* **Exercise directions**
Within the records below, find each line that holds the string "Radiation", then copy it.

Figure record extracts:

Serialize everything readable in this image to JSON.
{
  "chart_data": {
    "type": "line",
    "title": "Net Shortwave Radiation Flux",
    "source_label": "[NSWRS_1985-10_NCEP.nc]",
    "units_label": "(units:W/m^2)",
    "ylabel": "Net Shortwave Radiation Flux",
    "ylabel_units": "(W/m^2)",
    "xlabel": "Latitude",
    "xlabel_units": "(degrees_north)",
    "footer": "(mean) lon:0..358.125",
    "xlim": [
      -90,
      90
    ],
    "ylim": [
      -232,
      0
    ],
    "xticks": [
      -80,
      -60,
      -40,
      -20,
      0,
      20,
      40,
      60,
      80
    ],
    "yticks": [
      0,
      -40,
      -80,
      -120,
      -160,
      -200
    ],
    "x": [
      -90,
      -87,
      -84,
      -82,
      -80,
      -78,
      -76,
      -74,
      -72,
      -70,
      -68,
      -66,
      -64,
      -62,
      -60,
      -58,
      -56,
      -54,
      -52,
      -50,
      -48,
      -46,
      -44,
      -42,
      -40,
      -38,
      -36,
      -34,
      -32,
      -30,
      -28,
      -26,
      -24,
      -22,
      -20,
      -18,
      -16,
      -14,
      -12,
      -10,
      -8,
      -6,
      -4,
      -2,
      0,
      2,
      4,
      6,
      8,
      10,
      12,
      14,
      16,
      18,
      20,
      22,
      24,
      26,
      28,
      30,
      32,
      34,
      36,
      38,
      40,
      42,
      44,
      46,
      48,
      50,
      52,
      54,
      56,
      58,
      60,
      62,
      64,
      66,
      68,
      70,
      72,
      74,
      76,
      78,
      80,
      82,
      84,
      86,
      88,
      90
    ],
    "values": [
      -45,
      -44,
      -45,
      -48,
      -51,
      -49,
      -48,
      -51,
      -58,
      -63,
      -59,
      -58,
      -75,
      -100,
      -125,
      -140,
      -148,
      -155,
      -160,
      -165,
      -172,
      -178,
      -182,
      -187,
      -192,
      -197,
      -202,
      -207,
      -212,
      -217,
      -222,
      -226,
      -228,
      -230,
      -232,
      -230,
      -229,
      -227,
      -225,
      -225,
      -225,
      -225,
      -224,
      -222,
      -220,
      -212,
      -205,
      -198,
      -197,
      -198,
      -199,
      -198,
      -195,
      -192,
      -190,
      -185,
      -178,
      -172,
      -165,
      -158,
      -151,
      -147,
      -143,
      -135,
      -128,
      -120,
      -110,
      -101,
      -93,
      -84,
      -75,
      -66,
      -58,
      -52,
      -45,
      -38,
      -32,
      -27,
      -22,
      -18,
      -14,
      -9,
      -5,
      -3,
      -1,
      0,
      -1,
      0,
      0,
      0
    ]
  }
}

* **The reply**
    "title": "Net Shortwave Radiation Flux",
    "ylabel": "Net Shortwave Radiation Flux",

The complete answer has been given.